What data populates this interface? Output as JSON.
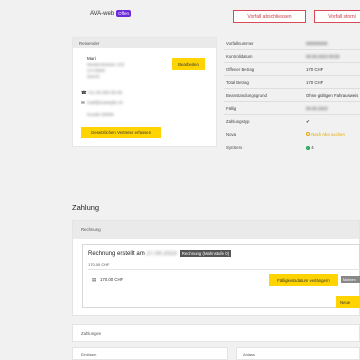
{
  "app": {
    "title": "AVA-web",
    "badge": "Offen"
  },
  "actions": {
    "close_case": "Vorfall abschliessen",
    "cancel_case": "Vorfall storni"
  },
  "reporter": {
    "header": "Reisender",
    "name": "Muri",
    "line1": "Musterstrasse 123",
    "line2": "CH-8000",
    "line3": "Zürich",
    "phone": "+41 00 000 00 00",
    "email": "mail@example.ch",
    "extra": "Kunde 00000",
    "edit_label": "Bearbeiten",
    "representative_label": "Gesetzlichen Vertreter erfassen"
  },
  "details": [
    {
      "label": "Vorfallnummer",
      "value": "000000000"
    },
    {
      "label": "Kontrolldatum",
      "value": "00.00.2023 00:00"
    },
    {
      "label": "Offener Betrag",
      "value": "170 CHF"
    },
    {
      "label": "Total Betrag",
      "value": "170 CHF"
    },
    {
      "label": "Beanstandungsgrund",
      "value": "Ohne gültigen Fahrausweis"
    },
    {
      "label": "Fällig",
      "value": "00.00.2023"
    },
    {
      "label": "Zahlungstyp",
      "value": "✔"
    },
    {
      "label": "Nova",
      "value": "Nach Abo suchen"
    },
    {
      "label": "SynServ",
      "value": "4"
    }
  ],
  "payment": {
    "section_title": "Zahlung",
    "panel_header": "Rechnung",
    "invoice_title": "Rechnung erstellt am",
    "invoice_date": "27.00.2023",
    "invoice_badge": "Rechnung (Mahnstufe 0)",
    "amount_top": "170.00 CHF",
    "amount": "170.00 CHF",
    "due_button": "Fälligkeitsdatum verlängern",
    "due_more": "Mahnen",
    "new_button": "Neue"
  },
  "payments_header": "Zahlungen",
  "bottom_left": "Einlösen",
  "bottom_right": "Anlass"
}
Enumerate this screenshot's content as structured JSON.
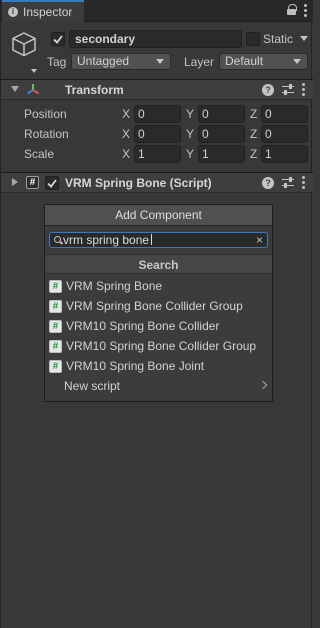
{
  "tab": {
    "title": "Inspector"
  },
  "header": {
    "name": "secondary",
    "static_label": "Static",
    "tag_label": "Tag",
    "tag_value": "Untagged",
    "layer_label": "Layer",
    "layer_value": "Default"
  },
  "transform": {
    "title": "Transform",
    "rows": [
      {
        "label": "Position",
        "x": "0",
        "y": "0",
        "z": "0"
      },
      {
        "label": "Rotation",
        "x": "0",
        "y": "0",
        "z": "0"
      },
      {
        "label": "Scale",
        "x": "1",
        "y": "1",
        "z": "1"
      }
    ],
    "axes": [
      "X",
      "Y",
      "Z"
    ]
  },
  "script_component": {
    "title": "VRM Spring Bone (Script)"
  },
  "add_component": {
    "title": "Add Component",
    "search_value": "vrm spring bone",
    "section": "Search",
    "items": [
      "VRM Spring Bone",
      "VRM Spring Bone Collider Group",
      "VRM10 Spring Bone Collider",
      "VRM10 Spring Bone Collider Group",
      "VRM10 Spring Bone Joint"
    ],
    "new_script": "New script"
  },
  "colors": {
    "accent": "#3a79bb",
    "panel": "#383838",
    "script_icon": "#1a9a3a"
  }
}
◆ ◆ ◆ ◆ ◆
*To do*: Quote the preceding records in their entirety, excluding every picture.

*Answer*:
What data populates this interface? Output as JSON.
{
  "app": {
    "title": "AVA-web",
    "badge": "Offen"
  },
  "actions": {
    "close_case": "Vorfall abschliessen",
    "cancel_case": "Vorfall storni"
  },
  "reporter": {
    "header": "Reisender",
    "name": "Muri",
    "line1": "Musterstrasse 123",
    "line2": "CH-8000",
    "line3": "Zürich",
    "phone": "+41 00 000 00 00",
    "email": "mail@example.ch",
    "extra": "Kunde 00000",
    "edit_label": "Bearbeiten",
    "representative_label": "Gesetzlichen Vertreter erfassen"
  },
  "details": [
    {
      "label": "Vorfallnummer",
      "value": "000000000"
    },
    {
      "label": "Kontrolldatum",
      "value": "00.00.2023 00:00"
    },
    {
      "label": "Offener Betrag",
      "value": "170 CHF"
    },
    {
      "label": "Total Betrag",
      "value": "170 CHF"
    },
    {
      "label": "Beanstandungsgrund",
      "value": "Ohne gültigen Fahrausweis"
    },
    {
      "label": "Fällig",
      "value": "00.00.2023"
    },
    {
      "label": "Zahlungstyp",
      "value": "✔"
    },
    {
      "label": "Nova",
      "value": "Nach Abo suchen"
    },
    {
      "label": "SynServ",
      "value": "4"
    }
  ],
  "payment": {
    "section_title": "Zahlung",
    "panel_header": "Rechnung",
    "invoice_title": "Rechnung erstellt am",
    "invoice_date": "27.00.2023",
    "invoice_badge": "Rechnung (Mahnstufe 0)",
    "amount_top": "170.00 CHF",
    "amount": "170.00 CHF",
    "due_button": "Fälligkeitsdatum verlängern",
    "due_more": "Mahnen",
    "new_button": "Neue"
  },
  "payments_header": "Zahlungen",
  "bottom_left": "Einlösen",
  "bottom_right": "Anlass"
}
Enumerate this screenshot's content as structured JSON.
{
  "tab": {
    "title": "Inspector"
  },
  "header": {
    "name": "secondary",
    "static_label": "Static",
    "tag_label": "Tag",
    "tag_value": "Untagged",
    "layer_label": "Layer",
    "layer_value": "Default"
  },
  "transform": {
    "title": "Transform",
    "rows": [
      {
        "label": "Position",
        "x": "0",
        "y": "0",
        "z": "0"
      },
      {
        "label": "Rotation",
        "x": "0",
        "y": "0",
        "z": "0"
      },
      {
        "label": "Scale",
        "x": "1",
        "y": "1",
        "z": "1"
      }
    ],
    "axes": [
      "X",
      "Y",
      "Z"
    ]
  },
  "script_component": {
    "title": "VRM Spring Bone (Script)"
  },
  "add_component": {
    "title": "Add Component",
    "search_value": "vrm spring bone",
    "section": "Search",
    "items": [
      "VRM Spring Bone",
      "VRM Spring Bone Collider Group",
      "VRM10 Spring Bone Collider",
      "VRM10 Spring Bone Collider Group",
      "VRM10 Spring Bone Joint"
    ],
    "new_script": "New script"
  },
  "colors": {
    "accent": "#3a79bb",
    "panel": "#383838",
    "script_icon": "#1a9a3a"
  }
}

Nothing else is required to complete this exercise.